[START OF EXTRACT]

Origin of the dot and cross product? Most questions usually just relate to what these can be used for, that's fairly obvious to me since I've been programming 3D games/simulations for a while, but I've never really understood the inner workings of them... I could get the cross product equation as a determinant of a carefully-constructed matrix, 
but what I want to ask is... How did the dot and cross product come to be? When were they "invented"? Some detailed proofs? Did someone say: "Hey, wouldn't it be nice if we could construct a way to calculate a vector that is perpendicular to two given operands?"
Basically, how/why do they work?
I would appreciate explanations, links to other explanations, other web resources... I've been searching the Internet lately for explanations, but most of them are on how to use it and nothing that really gives substance to it.
 A: Here are a few references about the history of linear algebra:
"A Brief History of Linear Algebra and Matrix Theory"
"History of Linear Algebra"
Cross Product - Wikipedia:  History

The Wikipedia article seems to address your question most directly:

History
In $1773$, Joseph-Louis Lagrange introduced the component form of both the dot and cross products in order to study the tetrahedron in three dimensions.$^{[23]}$ In $1843$, William Rowan Hamilton introduced the quaternion product, and with it the terms "vector" and "scalar". Given two quaternions $[0,{\bf u}]$ and $[0,{\bf v}]$, where ${\bf u}$ and ${\bf v}$ are vectors in ${\bf R^3}$, their quaternion product can be summarized as $[−{\bf u}\cdot{\bf v},{\bf u}\times{\bf v}]$. James Clerk Maxwell used Hamilton's quaternion tools to develop his famous electromagnetism equations, and for this and other reasons quaternions for a time were an essential part of physics education.
In $1878$ William Kingdon Clifford published his Elements of Dynamic which was an advanced text for its time. He defined the product of two vectors$^{[24]}$ to have magnitude equal to the area of the parallelogram of which they are two sides, and direction perpendicular to their plane.

[END OF EXTRACT]

> _WRITTEN TASK 1_
Reproduce the passage of the text on the origin of the dot and cross product from "In $1878$ William" to "to their plane.".

[START OF INFORMATION GIVEN]

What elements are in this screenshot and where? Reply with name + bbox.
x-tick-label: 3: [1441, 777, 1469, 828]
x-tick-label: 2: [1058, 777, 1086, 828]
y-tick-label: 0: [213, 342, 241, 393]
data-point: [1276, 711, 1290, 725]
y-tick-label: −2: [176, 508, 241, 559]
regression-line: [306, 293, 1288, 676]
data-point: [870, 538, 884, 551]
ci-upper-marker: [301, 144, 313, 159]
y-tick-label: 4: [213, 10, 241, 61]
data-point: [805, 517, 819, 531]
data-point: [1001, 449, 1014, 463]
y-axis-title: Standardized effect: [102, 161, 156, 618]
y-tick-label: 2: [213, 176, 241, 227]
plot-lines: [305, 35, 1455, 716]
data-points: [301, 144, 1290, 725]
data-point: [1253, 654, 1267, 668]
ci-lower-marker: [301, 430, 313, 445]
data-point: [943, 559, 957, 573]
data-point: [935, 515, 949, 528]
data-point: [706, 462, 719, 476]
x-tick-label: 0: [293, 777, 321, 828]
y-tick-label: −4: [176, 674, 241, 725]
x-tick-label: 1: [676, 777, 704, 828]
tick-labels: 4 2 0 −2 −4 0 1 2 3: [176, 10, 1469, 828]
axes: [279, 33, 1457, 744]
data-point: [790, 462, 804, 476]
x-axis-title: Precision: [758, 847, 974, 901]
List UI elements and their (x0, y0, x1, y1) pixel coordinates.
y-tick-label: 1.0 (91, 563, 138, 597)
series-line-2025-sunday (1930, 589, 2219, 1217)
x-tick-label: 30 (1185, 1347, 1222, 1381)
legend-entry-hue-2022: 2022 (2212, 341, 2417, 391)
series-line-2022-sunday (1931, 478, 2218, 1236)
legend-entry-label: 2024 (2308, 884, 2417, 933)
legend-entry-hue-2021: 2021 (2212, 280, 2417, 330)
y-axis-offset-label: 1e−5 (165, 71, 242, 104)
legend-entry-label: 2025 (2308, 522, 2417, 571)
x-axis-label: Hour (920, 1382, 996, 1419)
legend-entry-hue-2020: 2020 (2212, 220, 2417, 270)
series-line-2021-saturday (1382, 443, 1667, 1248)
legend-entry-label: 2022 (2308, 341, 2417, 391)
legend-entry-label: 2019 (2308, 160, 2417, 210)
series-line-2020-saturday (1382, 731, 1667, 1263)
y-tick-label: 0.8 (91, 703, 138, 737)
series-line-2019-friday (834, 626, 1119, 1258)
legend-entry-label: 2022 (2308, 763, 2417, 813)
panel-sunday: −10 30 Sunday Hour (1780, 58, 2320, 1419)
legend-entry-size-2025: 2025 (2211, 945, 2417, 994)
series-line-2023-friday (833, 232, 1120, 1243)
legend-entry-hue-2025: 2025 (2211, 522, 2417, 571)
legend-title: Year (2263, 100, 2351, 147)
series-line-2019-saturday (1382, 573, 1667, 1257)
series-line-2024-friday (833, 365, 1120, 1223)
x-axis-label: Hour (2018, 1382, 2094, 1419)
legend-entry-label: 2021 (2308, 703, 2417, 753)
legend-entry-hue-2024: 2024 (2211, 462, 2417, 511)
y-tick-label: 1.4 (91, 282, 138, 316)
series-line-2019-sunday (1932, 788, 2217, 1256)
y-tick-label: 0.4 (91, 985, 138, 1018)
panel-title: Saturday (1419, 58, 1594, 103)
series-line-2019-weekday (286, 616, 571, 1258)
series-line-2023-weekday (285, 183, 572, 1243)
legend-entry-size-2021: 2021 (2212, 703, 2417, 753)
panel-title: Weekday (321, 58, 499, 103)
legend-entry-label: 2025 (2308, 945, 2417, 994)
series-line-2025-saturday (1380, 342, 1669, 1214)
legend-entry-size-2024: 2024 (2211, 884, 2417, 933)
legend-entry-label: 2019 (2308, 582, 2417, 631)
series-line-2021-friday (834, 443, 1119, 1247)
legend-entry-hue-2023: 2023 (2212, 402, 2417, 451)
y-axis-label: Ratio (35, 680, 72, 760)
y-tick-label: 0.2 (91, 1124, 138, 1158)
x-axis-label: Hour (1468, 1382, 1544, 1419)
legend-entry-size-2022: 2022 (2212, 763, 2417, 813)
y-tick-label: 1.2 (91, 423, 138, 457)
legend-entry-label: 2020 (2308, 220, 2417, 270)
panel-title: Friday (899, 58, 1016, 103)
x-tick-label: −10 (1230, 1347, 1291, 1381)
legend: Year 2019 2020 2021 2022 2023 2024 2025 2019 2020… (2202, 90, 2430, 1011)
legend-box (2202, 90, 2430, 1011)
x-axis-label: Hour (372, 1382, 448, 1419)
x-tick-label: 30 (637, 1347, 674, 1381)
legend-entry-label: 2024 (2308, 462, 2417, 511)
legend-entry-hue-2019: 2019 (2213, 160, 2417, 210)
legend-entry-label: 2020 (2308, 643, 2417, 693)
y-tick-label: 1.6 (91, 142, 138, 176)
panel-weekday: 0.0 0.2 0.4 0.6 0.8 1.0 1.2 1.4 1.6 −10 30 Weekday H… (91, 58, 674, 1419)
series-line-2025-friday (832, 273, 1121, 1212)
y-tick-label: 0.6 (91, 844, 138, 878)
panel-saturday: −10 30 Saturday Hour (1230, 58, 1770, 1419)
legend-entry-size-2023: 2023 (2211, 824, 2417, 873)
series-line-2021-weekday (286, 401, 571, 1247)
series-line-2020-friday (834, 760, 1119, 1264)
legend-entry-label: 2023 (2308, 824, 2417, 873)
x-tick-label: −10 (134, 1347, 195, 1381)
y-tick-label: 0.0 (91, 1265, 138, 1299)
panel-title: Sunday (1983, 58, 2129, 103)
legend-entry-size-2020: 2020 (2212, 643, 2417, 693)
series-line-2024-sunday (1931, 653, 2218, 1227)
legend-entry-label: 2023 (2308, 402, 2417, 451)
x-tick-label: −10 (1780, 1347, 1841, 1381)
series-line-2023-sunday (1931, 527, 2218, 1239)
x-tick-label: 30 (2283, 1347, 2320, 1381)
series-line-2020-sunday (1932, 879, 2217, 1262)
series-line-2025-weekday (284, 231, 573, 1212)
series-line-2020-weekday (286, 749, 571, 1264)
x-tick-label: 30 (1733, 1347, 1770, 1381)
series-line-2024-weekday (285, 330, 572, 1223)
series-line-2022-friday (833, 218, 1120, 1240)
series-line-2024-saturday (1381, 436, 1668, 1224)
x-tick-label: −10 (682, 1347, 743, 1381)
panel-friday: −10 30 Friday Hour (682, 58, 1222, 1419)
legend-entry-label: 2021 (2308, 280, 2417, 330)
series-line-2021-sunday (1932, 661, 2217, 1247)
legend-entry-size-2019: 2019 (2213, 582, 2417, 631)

[END OF INFORMATION GIVEN]

> _WRITTEN TASK 2_
Write out the records from their first line to the line with "plot-lines: [305, 35, 1455, 716]", both lines included.

> _FINAL RESULT 1_
In $1878$ William Kingdon Clifford published his Elements of Dynamic which was an advanced text for its time. He defined the product of two vectors$^{[24]}$ to have magnitude equal to the area of the parallelogram of which they are two sides, and direction perpendicular to their plane.

> _FINAL RESULT 2_
What elements are in this screenshot and where? Reply with name + bbox.
x-tick-label: 3: [1441, 777, 1469, 828]
x-tick-label: 2: [1058, 777, 1086, 828]
y-tick-label: 0: [213, 342, 241, 393]
data-point: [1276, 711, 1290, 725]
y-tick-label: −2: [176, 508, 241, 559]
regression-line: [306, 293, 1288, 676]
data-point: [870, 538, 884, 551]
ci-upper-marker: [301, 144, 313, 159]
y-tick-label: 4: [213, 10, 241, 61]
data-point: [805, 517, 819, 531]
data-point: [1001, 449, 1014, 463]
y-axis-title: Standardized effect: [102, 161, 156, 618]
y-tick-label: 2: [213, 176, 241, 227]
plot-lines: [305, 35, 1455, 716]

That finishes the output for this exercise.